══ DATASET EXCERPTS ══
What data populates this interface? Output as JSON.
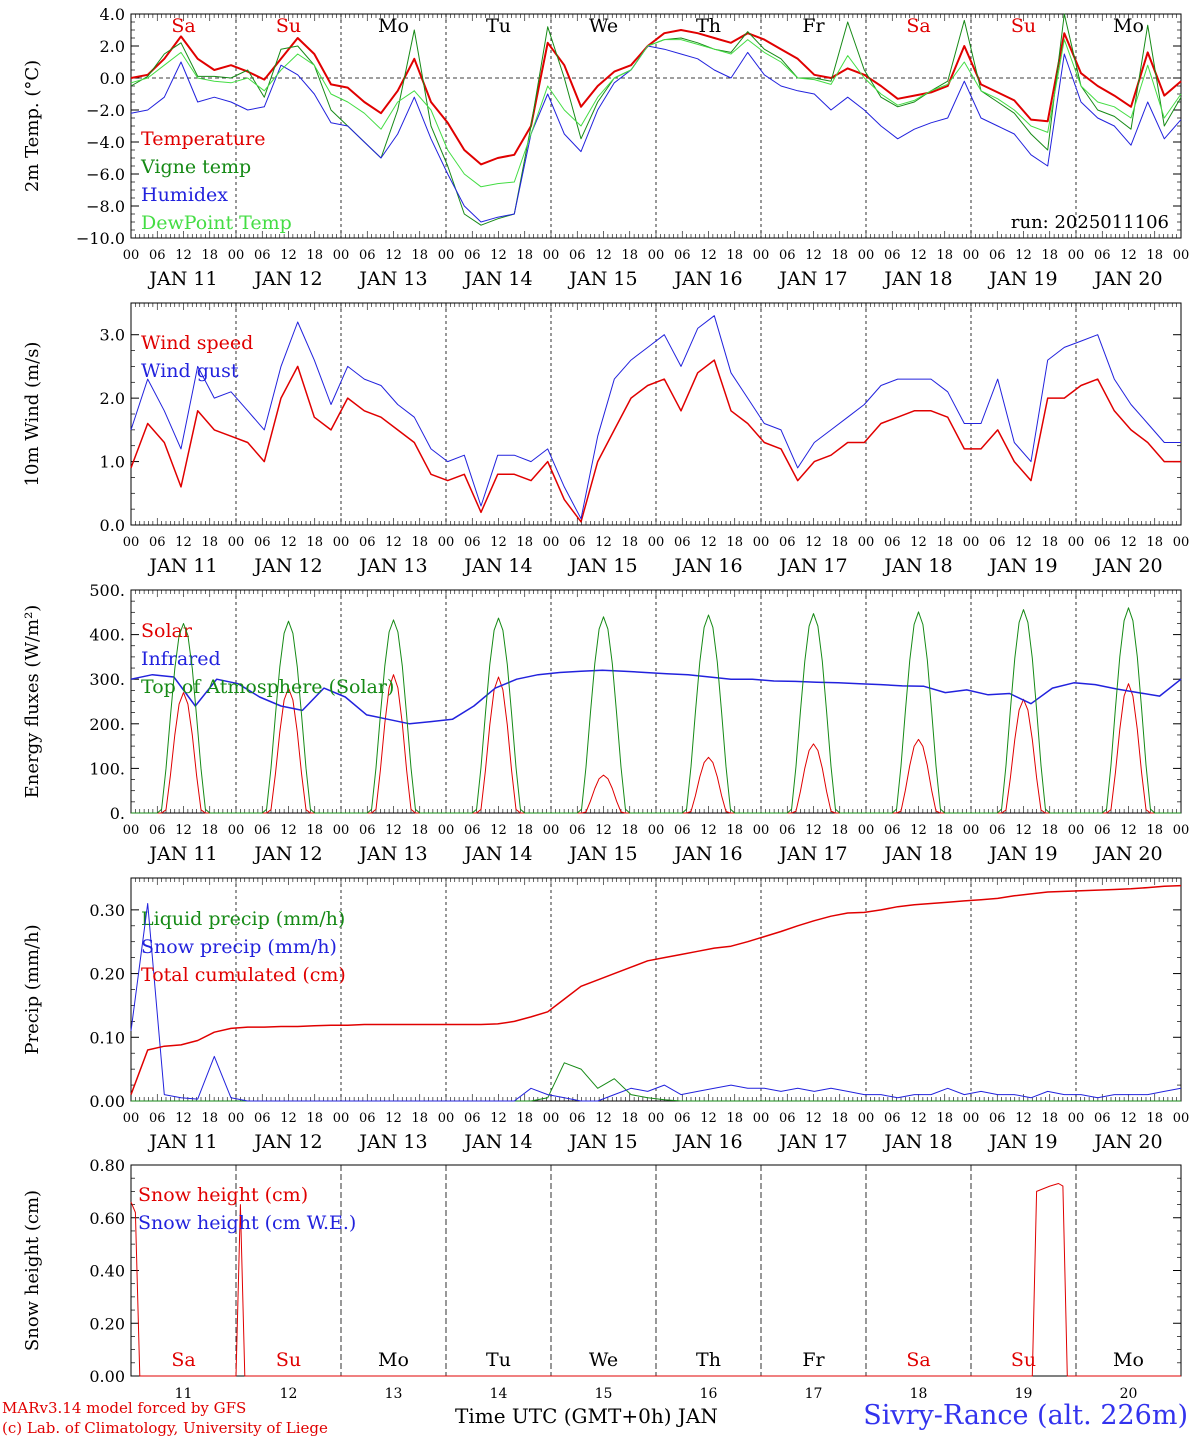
{
  "days": [
    "JAN 11",
    "JAN 12",
    "JAN 13",
    "JAN 14",
    "JAN 15",
    "JAN 16",
    "JAN 17",
    "JAN 18",
    "JAN 19",
    "JAN 20"
  ],
  "day_numbers": [
    "11",
    "12",
    "13",
    "14",
    "15",
    "16",
    "17",
    "18",
    "19",
    "20"
  ],
  "weekdays": [
    "Sa",
    "Su",
    "Mo",
    "Tu",
    "We",
    "Th",
    "Fr",
    "Sa",
    "Su",
    "Mo"
  ],
  "weekday_colors": [
    "#e00000",
    "#e00000",
    "#000000",
    "#000000",
    "#000000",
    "#000000",
    "#000000",
    "#e00000",
    "#e00000",
    "#000000"
  ],
  "hour_ticks": [
    "00",
    "06",
    "12",
    "18"
  ],
  "footer": {
    "model": "MARv3.14 model forced by GFS",
    "credit": "(c) Lab. of Climatology, University of Liege",
    "xlabel": "Time UTC (GMT+0h) JAN",
    "station": "Sivry-Rance (alt. 226m)"
  },
  "chart_data": [
    {
      "type": "line",
      "ylabel": "2m Temp. (°C)",
      "ylim": [
        -10,
        4
      ],
      "yticks": [
        4,
        2,
        0,
        -2,
        -4,
        -6,
        -8,
        -10
      ],
      "ytick_labels": [
        "4.0",
        "2.0",
        "0.0",
        "−2.0",
        "−4.0",
        "−6.0",
        "−8.0",
        "−10.0"
      ],
      "zero_line": true,
      "annotation": "run: 2025011106",
      "x_hours_step": 6,
      "series": [
        {
          "name": "Temperature",
          "color": "#e00000",
          "width": 2,
          "values": [
            0,
            0.2,
            1.2,
            2.6,
            1.2,
            0.5,
            0.8,
            0.4,
            -0.1,
            1.2,
            2.5,
            1.5,
            -0.4,
            -0.6,
            -1.5,
            -2.2,
            -0.8,
            1.2,
            -1.5,
            -2.8,
            -4.5,
            -5.4,
            -5.0,
            -4.8,
            -3.0,
            2.2,
            0.8,
            -1.8,
            -0.5,
            0.4,
            0.8,
            2.0,
            2.8,
            3.0,
            2.8,
            2.5,
            2.2,
            2.8,
            2.4,
            1.8,
            1.2,
            0.2,
            0.0,
            0.6,
            0.2,
            -0.5,
            -1.3,
            -1.1,
            -0.9,
            -0.5,
            2.0,
            -0.4,
            -0.9,
            -1.4,
            -2.6,
            -2.7,
            2.8,
            0.3,
            -0.5,
            -1.1,
            -1.8,
            1.6,
            -1.1,
            -0.2
          ]
        },
        {
          "name": "Vigne temp",
          "color": "#168a16",
          "width": 1,
          "values": [
            -0.5,
            0.1,
            1.5,
            2.2,
            0.1,
            0.1,
            0.0,
            0.5,
            -1.2,
            1.8,
            2.0,
            0.8,
            -2.0,
            -3.0,
            -4.0,
            -5.0,
            -2.0,
            3.0,
            -3.0,
            -5.5,
            -8.5,
            -9.2,
            -8.8,
            -8.5,
            -3.0,
            3.2,
            0.0,
            -3.8,
            -1.5,
            0.0,
            0.5,
            2.0,
            2.4,
            2.5,
            2.2,
            1.8,
            1.6,
            2.9,
            1.8,
            1.2,
            0.0,
            0.0,
            -0.2,
            3.5,
            0.5,
            -1.2,
            -1.8,
            -1.5,
            -0.8,
            -0.2,
            3.6,
            -0.8,
            -1.5,
            -2.2,
            -3.5,
            -4.5,
            4.0,
            -0.5,
            -2.0,
            -2.4,
            -3.2,
            3.3,
            -3.0,
            -1.2
          ]
        },
        {
          "name": "Humidex",
          "color": "#2222dd",
          "width": 1,
          "values": [
            -2.2,
            -2.0,
            -1.2,
            1.0,
            -1.5,
            -1.2,
            -1.5,
            -2.0,
            -1.8,
            0.8,
            0.2,
            -1.0,
            -2.8,
            -3.0,
            -4.0,
            -5.0,
            -3.5,
            -1.2,
            -3.8,
            -6.0,
            -8.0,
            -9.0,
            -8.7,
            -8.5,
            -3.5,
            -1.0,
            -3.5,
            -4.6,
            -2.0,
            -0.3,
            0.5,
            2.0,
            1.8,
            1.5,
            1.2,
            0.5,
            0.0,
            1.6,
            0.2,
            -0.5,
            -0.8,
            -1.0,
            -2.0,
            -1.2,
            -2.0,
            -3.0,
            -3.8,
            -3.2,
            -2.8,
            -2.5,
            -0.2,
            -2.5,
            -3.0,
            -3.5,
            -4.8,
            -5.5,
            1.5,
            -1.5,
            -2.5,
            -3.0,
            -4.2,
            -1.5,
            -3.8,
            -2.6
          ]
        },
        {
          "name": "DewPoint Temp",
          "color": "#44dd44",
          "width": 1,
          "values": [
            -0.3,
            0.0,
            0.8,
            1.6,
            0.0,
            -0.2,
            -0.3,
            0.0,
            -0.8,
            0.5,
            1.5,
            0.8,
            -1.0,
            -1.5,
            -2.2,
            -3.2,
            -1.5,
            -0.8,
            -2.0,
            -4.5,
            -6.0,
            -6.8,
            -6.6,
            -6.5,
            -3.5,
            -0.5,
            -2.0,
            -3.0,
            -1.2,
            0.0,
            0.5,
            2.0,
            2.4,
            2.4,
            2.1,
            1.8,
            1.5,
            2.4,
            1.6,
            1.0,
            0.0,
            -0.1,
            -0.4,
            1.4,
            0.0,
            -1.0,
            -1.7,
            -1.4,
            -0.8,
            -0.4,
            1.0,
            -0.8,
            -1.3,
            -2.0,
            -3.0,
            -3.4,
            2.4,
            -0.5,
            -1.5,
            -1.8,
            -2.5,
            0.8,
            -2.5,
            -1.0
          ]
        }
      ]
    },
    {
      "type": "line",
      "ylabel": "10m Wind (m/s)",
      "ylim": [
        0,
        3.5
      ],
      "yticks": [
        0,
        1,
        2,
        3
      ],
      "ytick_labels": [
        "0.0",
        "1.0",
        "2.0",
        "3.0"
      ],
      "x_hours_step": 6,
      "series": [
        {
          "name": "Wind speed",
          "color": "#e00000",
          "width": 1.5,
          "values": [
            0.9,
            1.6,
            1.3,
            0.6,
            1.8,
            1.5,
            1.4,
            1.3,
            1.0,
            2.0,
            2.5,
            1.7,
            1.5,
            2.0,
            1.8,
            1.7,
            1.5,
            1.3,
            0.8,
            0.7,
            0.8,
            0.2,
            0.8,
            0.8,
            0.7,
            1.0,
            0.4,
            0.05,
            1.0,
            1.5,
            2.0,
            2.2,
            2.3,
            1.8,
            2.4,
            2.6,
            1.8,
            1.6,
            1.3,
            1.2,
            0.7,
            1.0,
            1.1,
            1.3,
            1.3,
            1.6,
            1.7,
            1.8,
            1.8,
            1.7,
            1.2,
            1.2,
            1.5,
            1.0,
            0.7,
            2.0,
            2.0,
            2.2,
            2.3,
            1.8,
            1.5,
            1.3,
            1.0,
            1.0
          ]
        },
        {
          "name": "Wind gust",
          "color": "#2222dd",
          "width": 1,
          "values": [
            1.5,
            2.3,
            1.8,
            1.2,
            2.5,
            2.0,
            2.1,
            1.8,
            1.5,
            2.5,
            3.2,
            2.6,
            1.9,
            2.5,
            2.3,
            2.2,
            1.9,
            1.7,
            1.2,
            1.0,
            1.1,
            0.3,
            1.1,
            1.1,
            1.0,
            1.2,
            0.6,
            0.1,
            1.4,
            2.3,
            2.6,
            2.8,
            3.0,
            2.5,
            3.1,
            3.3,
            2.4,
            2.0,
            1.6,
            1.5,
            0.9,
            1.3,
            1.5,
            1.7,
            1.9,
            2.2,
            2.3,
            2.3,
            2.3,
            2.1,
            1.6,
            1.6,
            2.3,
            1.3,
            1.0,
            2.6,
            2.8,
            2.9,
            3.0,
            2.3,
            1.9,
            1.6,
            1.3,
            1.3
          ]
        }
      ]
    },
    {
      "type": "line",
      "ylabel": "Energy fluxes (W/m²)",
      "ylim": [
        0,
        500
      ],
      "yticks": [
        0,
        100,
        200,
        300,
        400,
        500
      ],
      "ytick_labels": [
        "0.",
        "100.",
        "200.",
        "300.",
        "400.",
        "500."
      ],
      "x_hours_step": 3,
      "series": [
        {
          "name": "Solar",
          "color": "#e00000",
          "width": 1,
          "peaks": [
            270,
            280,
            310,
            305,
            85,
            125,
            155,
            165,
            255,
            290
          ]
        },
        {
          "name": "Infrared",
          "color": "#2222dd",
          "width": 1.5,
          "values": [
            300,
            310,
            305,
            240,
            300,
            290,
            260,
            240,
            230,
            280,
            260,
            220,
            210,
            200,
            205,
            210,
            240,
            280,
            300,
            310,
            315,
            318,
            320,
            318,
            315,
            312,
            310,
            305,
            300,
            300,
            296,
            295,
            293,
            292,
            290,
            288,
            285,
            284,
            270,
            276,
            265,
            268,
            245,
            280,
            292,
            288,
            278,
            270,
            262,
            300
          ]
        },
        {
          "name": "Top of Atmosphere (Solar)",
          "color": "#168a16",
          "width": 1,
          "peaks": [
            425,
            430,
            433,
            437,
            440,
            444,
            447,
            451,
            456,
            460
          ]
        }
      ]
    },
    {
      "type": "line",
      "ylabel": "Precip (mm/h)",
      "ylim": [
        0,
        0.35
      ],
      "yticks": [
        0,
        0.1,
        0.2,
        0.3
      ],
      "ytick_labels": [
        "0.00",
        "0.10",
        "0.20",
        "0.30"
      ],
      "x_hours_step": 6,
      "series": [
        {
          "name": "Liquid precip (mm/h)",
          "color": "#168a16",
          "width": 1,
          "values": [
            0,
            0,
            0,
            0,
            0,
            0,
            0,
            0,
            0,
            0,
            0,
            0,
            0,
            0,
            0,
            0,
            0,
            0,
            0,
            0,
            0,
            0,
            0,
            0,
            0,
            0.005,
            0.06,
            0.05,
            0.02,
            0.035,
            0.01,
            0.005,
            0.002,
            0,
            0,
            0,
            0,
            0,
            0,
            0,
            0,
            0,
            0,
            0,
            0,
            0,
            0,
            0,
            0,
            0,
            0,
            0,
            0,
            0,
            0,
            0,
            0,
            0,
            0,
            0,
            0,
            0,
            0,
            0
          ]
        },
        {
          "name": "Snow precip (mm/h)",
          "color": "#2222dd",
          "width": 1,
          "values": [
            0.11,
            0.31,
            0.01,
            0.005,
            0.003,
            0.07,
            0.005,
            0,
            0,
            0,
            0,
            0,
            0,
            0,
            0,
            0,
            0,
            0,
            0,
            0,
            0,
            0,
            0,
            0,
            0.02,
            0.01,
            0.005,
            0,
            0,
            0.01,
            0.02,
            0.015,
            0.025,
            0.01,
            0.015,
            0.02,
            0.025,
            0.02,
            0.02,
            0.015,
            0.02,
            0.015,
            0.02,
            0.015,
            0.01,
            0.01,
            0.005,
            0.01,
            0.01,
            0.02,
            0.01,
            0.015,
            0.01,
            0.01,
            0.005,
            0.015,
            0.01,
            0.01,
            0.005,
            0.01,
            0.01,
            0.01,
            0.015,
            0.02
          ]
        },
        {
          "name": "Total cumulated (cm)",
          "color": "#e00000",
          "width": 1.5,
          "values": [
            0.01,
            0.08,
            0.086,
            0.088,
            0.095,
            0.108,
            0.114,
            0.116,
            0.116,
            0.117,
            0.117,
            0.118,
            0.119,
            0.119,
            0.12,
            0.12,
            0.12,
            0.12,
            0.12,
            0.12,
            0.12,
            0.12,
            0.121,
            0.125,
            0.132,
            0.14,
            0.16,
            0.18,
            0.19,
            0.2,
            0.21,
            0.22,
            0.225,
            0.23,
            0.235,
            0.24,
            0.243,
            0.25,
            0.258,
            0.266,
            0.275,
            0.283,
            0.29,
            0.295,
            0.296,
            0.3,
            0.305,
            0.308,
            0.31,
            0.312,
            0.314,
            0.316,
            0.318,
            0.322,
            0.325,
            0.328,
            0.329,
            0.33,
            0.331,
            0.332,
            0.333,
            0.335,
            0.337,
            0.338
          ]
        }
      ]
    },
    {
      "type": "line",
      "ylabel": "Snow height (cm)",
      "ylim": [
        0,
        0.8
      ],
      "yticks": [
        0,
        0.2,
        0.4,
        0.6,
        0.8
      ],
      "ytick_labels": [
        "0.00",
        "0.20",
        "0.40",
        "0.60",
        "0.80"
      ],
      "series": [
        {
          "name": "Snow height (cm)",
          "color": "#e00000",
          "width": 1,
          "points": [
            [
              0,
              0.66
            ],
            [
              1,
              0.62
            ],
            [
              2,
              0
            ],
            [
              24,
              0
            ],
            [
              25,
              0.65
            ],
            [
              26,
              0
            ],
            [
              206,
              0
            ],
            [
              207,
              0.7
            ],
            [
              210,
              0.72
            ],
            [
              212,
              0.73
            ],
            [
              213,
              0.72
            ],
            [
              214,
              0
            ],
            [
              240,
              0
            ]
          ]
        },
        {
          "name": "Snow height (cm W.E.)",
          "color": "#2222dd",
          "width": 1,
          "points": []
        }
      ]
    }
  ]
}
═══
__GIVEN PROBLEM__: Scan the material for lines with the word "Solar", and copy each line you find.

__RESULT__:
          "name": "Solar",
          "name": "Top of Atmosphere (Solar)",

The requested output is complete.